> **READING PASSAGE**
Farage and Mogg are attacking the NT and its aim of the protection/conservation of the land that it owns. The Trust lobby’s on the issue of nature and has been labelled as “woke” (do they know what it means) by the likes of Farage and Mogg.

This together with the Trusts various displays of historical displays about how slavery helped build so many of the houses that the Trust owns.

This group of ultra-conservative individuals are attempting to infiltrate the Trust in order to ensure it retreats back in time. What they don’t want is for the Trust to progress with time.

If you are a member and don’t like that people like Farage etc are trying to stop progress please ensure you cast your vote by the end of October.

Casdon Sun 08-Oct-23 18:34:56

M0nica

This question about indentured slaves and labour slaves is an interesting one.

Our village history society has recently discovered that a woman, born into slavery, and later freed paid a visit to our village and later published a book about her life where she commented on the very hard life farm workers in England.

Her name was Harriet jacobs, born a slave in North Carolina in 1813. She wrote a book 'Incidents in the life of a slave girl'published in 1861. I make no apologies for the length of the quote.
The people I saw around me were, many of them, among the poorest poor; but when I visited them in their little thatched cottages, I felt that the condition of even the meanest and most ignorant among them was vastly superior to the condition of the most favoured slaves in America. They laboured hard; but they were not ordered out to toil while the stars were in the sky, and driven and slashed by an overseer, through heat and cold, till the stars shone out again. Their homes were very humble; but they were protected by law. No insolent patrols could come in the dead of night and flog them at their pleasure. The father, when he closed his cottage door, felt safe with his family around him. No master or overseer could come and take from him his wife or his daughter. They must separate to earn their living; but the parents knew where their children were going and could communicate with them by letters. The relations of husband and wife, parent and child, were too sacred for the richest noble in the land to violate with impunity.

> **GIVEN TASK**
In the passage, in what year and in which state was Harriet Jacobs born?

> **DATASET**
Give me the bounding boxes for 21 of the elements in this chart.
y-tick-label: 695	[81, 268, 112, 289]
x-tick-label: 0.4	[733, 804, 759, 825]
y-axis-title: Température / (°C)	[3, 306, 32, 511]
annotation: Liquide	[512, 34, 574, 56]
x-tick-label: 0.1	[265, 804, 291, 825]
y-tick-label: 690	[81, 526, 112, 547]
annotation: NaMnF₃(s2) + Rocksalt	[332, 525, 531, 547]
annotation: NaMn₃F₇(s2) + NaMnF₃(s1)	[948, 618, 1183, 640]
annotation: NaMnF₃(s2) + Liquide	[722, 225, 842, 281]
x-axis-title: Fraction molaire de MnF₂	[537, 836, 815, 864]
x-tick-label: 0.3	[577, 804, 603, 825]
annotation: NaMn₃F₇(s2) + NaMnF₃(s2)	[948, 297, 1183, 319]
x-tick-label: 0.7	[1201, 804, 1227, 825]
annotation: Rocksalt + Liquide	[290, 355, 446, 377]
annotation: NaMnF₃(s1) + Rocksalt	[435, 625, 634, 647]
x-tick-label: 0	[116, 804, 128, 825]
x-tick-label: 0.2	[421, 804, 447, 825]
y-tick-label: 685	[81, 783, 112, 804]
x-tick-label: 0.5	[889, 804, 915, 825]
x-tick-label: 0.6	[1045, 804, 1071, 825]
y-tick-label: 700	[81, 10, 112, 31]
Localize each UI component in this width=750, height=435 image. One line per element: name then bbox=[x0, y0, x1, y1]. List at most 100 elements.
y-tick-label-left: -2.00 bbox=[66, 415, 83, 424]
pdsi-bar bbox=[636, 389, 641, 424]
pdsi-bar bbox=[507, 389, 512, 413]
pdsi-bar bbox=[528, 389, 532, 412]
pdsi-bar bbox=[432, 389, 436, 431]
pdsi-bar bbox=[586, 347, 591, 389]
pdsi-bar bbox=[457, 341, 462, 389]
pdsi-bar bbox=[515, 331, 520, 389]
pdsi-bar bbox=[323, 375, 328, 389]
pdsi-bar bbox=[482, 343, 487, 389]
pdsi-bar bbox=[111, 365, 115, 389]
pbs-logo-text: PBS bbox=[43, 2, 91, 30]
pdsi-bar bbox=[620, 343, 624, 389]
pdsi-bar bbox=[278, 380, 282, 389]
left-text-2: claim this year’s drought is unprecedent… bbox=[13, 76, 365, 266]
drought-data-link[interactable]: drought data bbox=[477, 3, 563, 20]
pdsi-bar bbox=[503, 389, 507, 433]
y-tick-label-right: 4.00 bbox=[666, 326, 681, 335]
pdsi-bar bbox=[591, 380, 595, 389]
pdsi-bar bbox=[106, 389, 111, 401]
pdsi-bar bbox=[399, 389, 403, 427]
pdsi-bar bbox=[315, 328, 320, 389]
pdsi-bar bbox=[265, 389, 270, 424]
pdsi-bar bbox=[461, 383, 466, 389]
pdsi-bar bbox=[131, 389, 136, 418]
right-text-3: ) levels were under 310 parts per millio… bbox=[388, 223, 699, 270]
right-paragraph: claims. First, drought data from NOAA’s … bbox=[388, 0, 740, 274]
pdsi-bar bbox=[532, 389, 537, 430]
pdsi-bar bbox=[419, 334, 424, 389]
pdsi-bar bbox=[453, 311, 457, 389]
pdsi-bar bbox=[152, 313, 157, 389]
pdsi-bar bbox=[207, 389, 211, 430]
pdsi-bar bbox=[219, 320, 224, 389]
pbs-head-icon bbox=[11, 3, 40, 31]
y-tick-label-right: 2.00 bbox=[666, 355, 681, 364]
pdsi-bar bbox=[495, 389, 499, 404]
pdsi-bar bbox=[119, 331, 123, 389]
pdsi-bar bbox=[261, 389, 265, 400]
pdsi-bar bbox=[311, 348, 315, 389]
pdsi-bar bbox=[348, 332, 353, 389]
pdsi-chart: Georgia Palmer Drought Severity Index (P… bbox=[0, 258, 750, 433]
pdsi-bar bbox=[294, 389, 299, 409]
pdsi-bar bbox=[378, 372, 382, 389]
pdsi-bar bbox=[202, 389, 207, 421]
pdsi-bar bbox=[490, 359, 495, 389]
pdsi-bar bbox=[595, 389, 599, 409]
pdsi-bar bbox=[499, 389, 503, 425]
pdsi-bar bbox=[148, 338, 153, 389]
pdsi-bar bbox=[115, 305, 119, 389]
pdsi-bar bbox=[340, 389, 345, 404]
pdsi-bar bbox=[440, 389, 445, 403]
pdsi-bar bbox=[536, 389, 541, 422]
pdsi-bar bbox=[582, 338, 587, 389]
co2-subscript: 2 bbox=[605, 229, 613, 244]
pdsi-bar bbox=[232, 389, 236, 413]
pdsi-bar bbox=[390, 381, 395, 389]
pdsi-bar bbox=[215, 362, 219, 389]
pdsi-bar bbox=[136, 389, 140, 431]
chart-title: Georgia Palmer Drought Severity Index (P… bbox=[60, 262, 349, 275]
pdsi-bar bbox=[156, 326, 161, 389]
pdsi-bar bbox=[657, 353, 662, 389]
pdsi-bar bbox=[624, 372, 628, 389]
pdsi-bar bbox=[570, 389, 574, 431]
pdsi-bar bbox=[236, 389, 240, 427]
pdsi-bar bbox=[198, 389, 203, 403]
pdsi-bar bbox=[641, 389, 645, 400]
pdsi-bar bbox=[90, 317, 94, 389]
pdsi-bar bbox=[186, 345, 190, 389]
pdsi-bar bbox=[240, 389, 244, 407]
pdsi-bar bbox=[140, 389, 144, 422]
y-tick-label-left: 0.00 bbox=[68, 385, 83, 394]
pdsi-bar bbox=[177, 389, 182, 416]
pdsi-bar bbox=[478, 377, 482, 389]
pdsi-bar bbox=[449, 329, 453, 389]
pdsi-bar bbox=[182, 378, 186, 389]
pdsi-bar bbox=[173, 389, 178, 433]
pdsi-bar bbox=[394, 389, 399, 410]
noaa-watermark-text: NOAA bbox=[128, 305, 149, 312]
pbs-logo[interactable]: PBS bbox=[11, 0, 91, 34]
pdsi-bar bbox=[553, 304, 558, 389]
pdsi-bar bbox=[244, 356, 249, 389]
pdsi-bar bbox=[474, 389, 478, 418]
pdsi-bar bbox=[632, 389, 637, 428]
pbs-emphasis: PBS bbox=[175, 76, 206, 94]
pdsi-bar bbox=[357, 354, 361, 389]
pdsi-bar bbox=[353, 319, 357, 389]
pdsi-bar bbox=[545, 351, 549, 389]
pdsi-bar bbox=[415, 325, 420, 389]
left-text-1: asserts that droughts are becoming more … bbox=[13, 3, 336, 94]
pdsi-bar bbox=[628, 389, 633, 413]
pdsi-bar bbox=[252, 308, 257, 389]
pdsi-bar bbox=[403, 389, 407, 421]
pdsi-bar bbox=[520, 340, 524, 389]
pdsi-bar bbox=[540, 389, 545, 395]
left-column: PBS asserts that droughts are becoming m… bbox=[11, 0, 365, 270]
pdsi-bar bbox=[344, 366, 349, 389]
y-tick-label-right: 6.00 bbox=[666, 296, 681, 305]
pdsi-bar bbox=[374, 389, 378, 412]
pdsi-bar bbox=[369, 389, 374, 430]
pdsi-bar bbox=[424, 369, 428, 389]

> **SOLUTION FOR THIS TASK**
1813, in North Carolina.